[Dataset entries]
☆ ☆ ☆ ☆
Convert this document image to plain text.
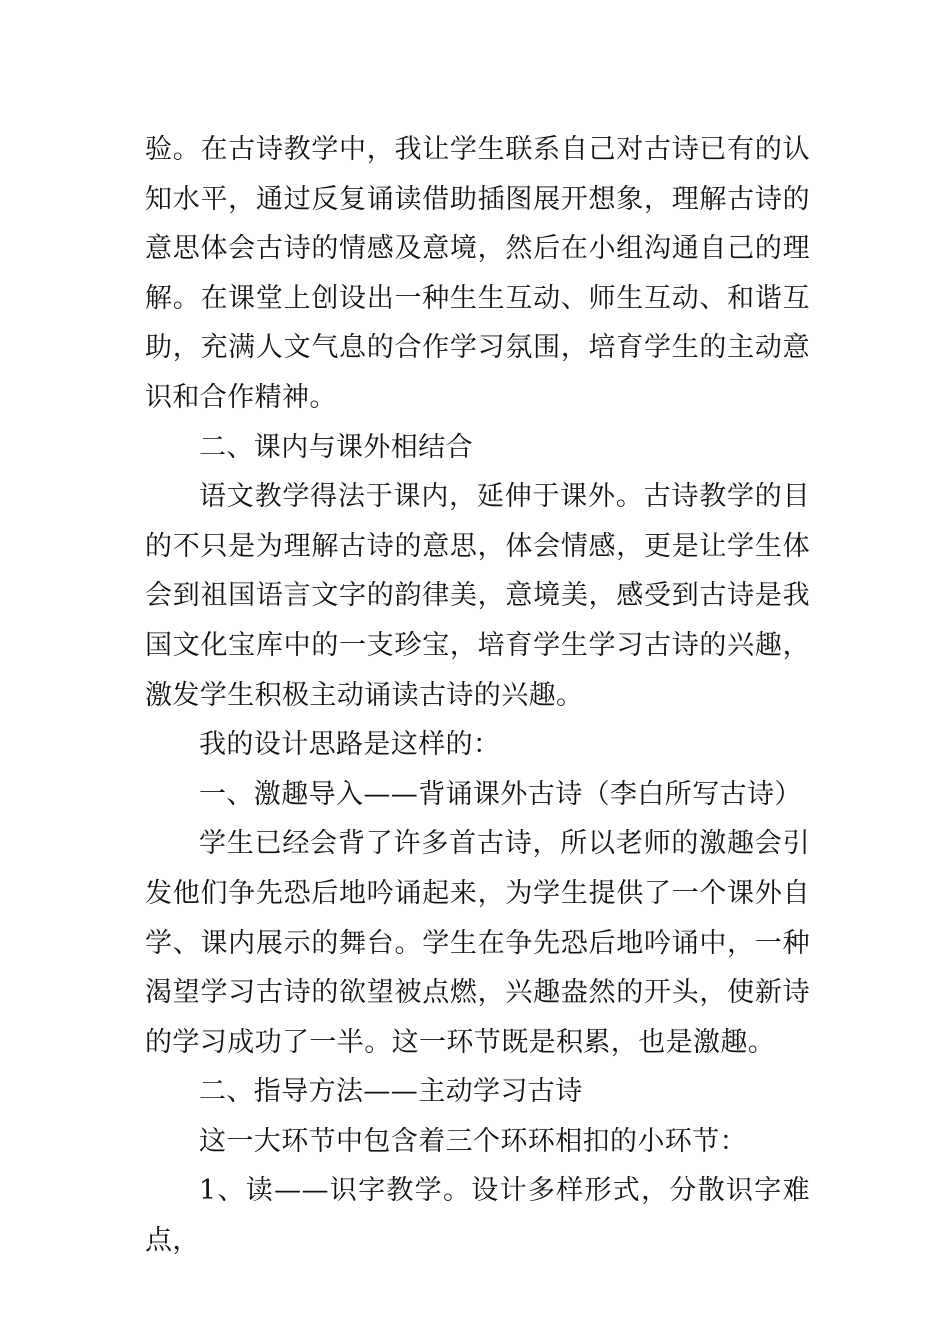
验。在古诗教学中，我让学生联系自己对古诗已有的认知水平，通过反复诵读借助插图展开想象，理解古诗的意思体会古诗的情感及意境，然后在小组沟通自己的理解。在课堂上创设出一种生生互动、师生互动、和谐互助，充满人文气息的合作学习氛围，培育学生的主动意识和合作精神。

二、课内与课外相结合

语文教学得法于课内，延伸于课外。古诗教学的目的不只是为理解古诗的意思，体会情感，更是让学生体会到祖国语言文字的韵律美，意境美，感受到古诗是我国文化宝库中的一支珍宝，培育学生学习古诗的兴趣，激发学生积极主动诵读古诗的兴趣。

我的设计思路是这样的：

一、激趣导入——背诵课外古诗（李白所写古诗）

学生已经会背了许多首古诗，所以老师的激趣会引发他们争先恐后地吟诵起来，为学生提供了一个课外自学、课内展示的舞台。学生在争先恐后地吟诵中，一种渴望学习古诗的欲望被点燃，兴趣盎然的开头，使新诗的学习成功了一半。这一环节既是积累，也是激趣。

二、指导方法——主动学习古诗

这一大环节中包含着三个环环相扣的小环节：

1、读——识字教学。设计多样形式，分散识字难点，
☆ ☆ ☆ ☆
- **Problem to solve**: Quote every record above exactly, leaving out any pictures.

- **Task solution**:
Convert this document image to plain text.
验。在古诗教学中，我让学生联系自己对古诗已有的认知水平，通过反复诵读借助插图展开想象，理解古诗的意思体会古诗的情感及意境，然后在小组沟通自己的理解。在课堂上创设出一种生生互动、师生互动、和谐互助，充满人文气息的合作学习氛围，培育学生的主动意识和合作精神。

二、课内与课外相结合

语文教学得法于课内，延伸于课外。古诗教学的目的不只是为理解古诗的意思，体会情感，更是让学生体会到祖国语言文字的韵律美，意境美，感受到古诗是我国文化宝库中的一支珍宝，培育学生学习古诗的兴趣，激发学生积极主动诵读古诗的兴趣。

我的设计思路是这样的：

一、激趣导入——背诵课外古诗（李白所写古诗）

学生已经会背了许多首古诗，所以老师的激趣会引发他们争先恐后地吟诵起来，为学生提供了一个课外自学、课内展示的舞台。学生在争先恐后地吟诵中，一种渴望学习古诗的欲望被点燃，兴趣盎然的开头，使新诗的学习成功了一半。这一环节既是积累，也是激趣。

二、指导方法——主动学习古诗

这一大环节中包含着三个环环相扣的小环节：

1、读——识字教学。设计多样形式，分散识字难点，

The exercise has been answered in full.